··· STORED DATA ···

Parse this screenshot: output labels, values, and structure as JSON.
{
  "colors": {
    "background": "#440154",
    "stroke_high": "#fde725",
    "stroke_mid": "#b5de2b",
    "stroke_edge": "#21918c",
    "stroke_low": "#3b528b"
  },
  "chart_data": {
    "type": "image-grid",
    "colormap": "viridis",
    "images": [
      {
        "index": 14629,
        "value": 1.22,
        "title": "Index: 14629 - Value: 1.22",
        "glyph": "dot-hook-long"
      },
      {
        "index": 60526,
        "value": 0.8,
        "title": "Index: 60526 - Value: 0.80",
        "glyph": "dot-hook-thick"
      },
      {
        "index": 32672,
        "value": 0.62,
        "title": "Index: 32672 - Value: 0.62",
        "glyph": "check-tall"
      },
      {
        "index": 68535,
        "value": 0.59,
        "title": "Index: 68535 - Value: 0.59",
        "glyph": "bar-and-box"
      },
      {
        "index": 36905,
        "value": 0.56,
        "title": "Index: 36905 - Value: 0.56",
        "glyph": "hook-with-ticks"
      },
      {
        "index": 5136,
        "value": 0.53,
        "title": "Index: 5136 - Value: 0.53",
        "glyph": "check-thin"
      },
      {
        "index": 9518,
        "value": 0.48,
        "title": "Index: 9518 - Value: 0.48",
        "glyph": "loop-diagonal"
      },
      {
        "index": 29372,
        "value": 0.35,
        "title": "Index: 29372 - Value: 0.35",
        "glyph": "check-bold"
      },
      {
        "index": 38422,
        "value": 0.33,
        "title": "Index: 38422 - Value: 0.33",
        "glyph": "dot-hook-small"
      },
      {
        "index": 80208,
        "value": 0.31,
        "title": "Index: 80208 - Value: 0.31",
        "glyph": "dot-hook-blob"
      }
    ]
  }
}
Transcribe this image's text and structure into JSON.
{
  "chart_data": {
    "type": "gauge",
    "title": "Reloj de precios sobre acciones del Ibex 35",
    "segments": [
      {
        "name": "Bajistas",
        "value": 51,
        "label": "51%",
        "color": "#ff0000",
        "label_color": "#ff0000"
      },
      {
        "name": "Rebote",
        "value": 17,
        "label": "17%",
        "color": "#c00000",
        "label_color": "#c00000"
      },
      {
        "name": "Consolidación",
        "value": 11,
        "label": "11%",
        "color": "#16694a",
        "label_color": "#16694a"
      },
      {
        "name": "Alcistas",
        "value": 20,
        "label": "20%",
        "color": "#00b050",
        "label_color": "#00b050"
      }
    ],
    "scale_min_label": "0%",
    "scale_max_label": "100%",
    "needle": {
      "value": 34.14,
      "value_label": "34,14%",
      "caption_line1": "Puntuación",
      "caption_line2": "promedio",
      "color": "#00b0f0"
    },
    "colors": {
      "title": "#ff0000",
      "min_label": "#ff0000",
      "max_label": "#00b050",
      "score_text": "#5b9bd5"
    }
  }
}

···

__GIVEN EXERCISE__. Write out all the records above again, exactly as they stand.

__OUTPUT FOR THIS TASK__.
Parse this screenshot: output labels, values, and structure as JSON.
{
  "colors": {
    "background": "#440154",
    "stroke_high": "#fde725",
    "stroke_mid": "#b5de2b",
    "stroke_edge": "#21918c",
    "stroke_low": "#3b528b"
  },
  "chart_data": {
    "type": "image-grid",
    "colormap": "viridis",
    "images": [
      {
        "index": 14629,
        "value": 1.22,
        "title": "Index: 14629 - Value: 1.22",
        "glyph": "dot-hook-long"
      },
      {
        "index": 60526,
        "value": 0.8,
        "title": "Index: 60526 - Value: 0.80",
        "glyph": "dot-hook-thick"
      },
      {
        "index": 32672,
        "value": 0.62,
        "title": "Index: 32672 - Value: 0.62",
        "glyph": "check-tall"
      },
      {
        "index": 68535,
        "value": 0.59,
        "title": "Index: 68535 - Value: 0.59",
        "glyph": "bar-and-box"
      },
      {
        "index": 36905,
        "value": 0.56,
        "title": "Index: 36905 - Value: 0.56",
        "glyph": "hook-with-ticks"
      },
      {
        "index": 5136,
        "value": 0.53,
        "title": "Index: 5136 - Value: 0.53",
        "glyph": "check-thin"
      },
      {
        "index": 9518,
        "value": 0.48,
        "title": "Index: 9518 - Value: 0.48",
        "glyph": "loop-diagonal"
      },
      {
        "index": 29372,
        "value": 0.35,
        "title": "Index: 29372 - Value: 0.35",
        "glyph": "check-bold"
      },
      {
        "index": 38422,
        "value": 0.33,
        "title": "Index: 38422 - Value: 0.33",
        "glyph": "dot-hook-small"
      },
      {
        "index": 80208,
        "value": 0.31,
        "title": "Index: 80208 - Value: 0.31",
        "glyph": "dot-hook-blob"
      }
    ]
  }
}
Transcribe this image's text and structure into JSON.
{
  "chart_data": {
    "type": "gauge",
    "title": "Reloj de precios sobre acciones del Ibex 35",
    "segments": [
      {
        "name": "Bajistas",
        "value": 51,
        "label": "51%",
        "color": "#ff0000",
        "label_color": "#ff0000"
      },
      {
        "name": "Rebote",
        "value": 17,
        "label": "17%",
        "color": "#c00000",
        "label_color": "#c00000"
      },
      {
        "name": "Consolidación",
        "value": 11,
        "label": "11%",
        "color": "#16694a",
        "label_color": "#16694a"
      },
      {
        "name": "Alcistas",
        "value": 20,
        "label": "20%",
        "color": "#00b050",
        "label_color": "#00b050"
      }
    ],
    "scale_min_label": "0%",
    "scale_max_label": "100%",
    "needle": {
      "value": 34.14,
      "value_label": "34,14%",
      "caption_line1": "Puntuación",
      "caption_line2": "promedio",
      "color": "#00b0f0"
    },
    "colors": {
      "title": "#ff0000",
      "min_label": "#ff0000",
      "max_label": "#00b050",
      "score_text": "#5b9bd5"
    }
  }
}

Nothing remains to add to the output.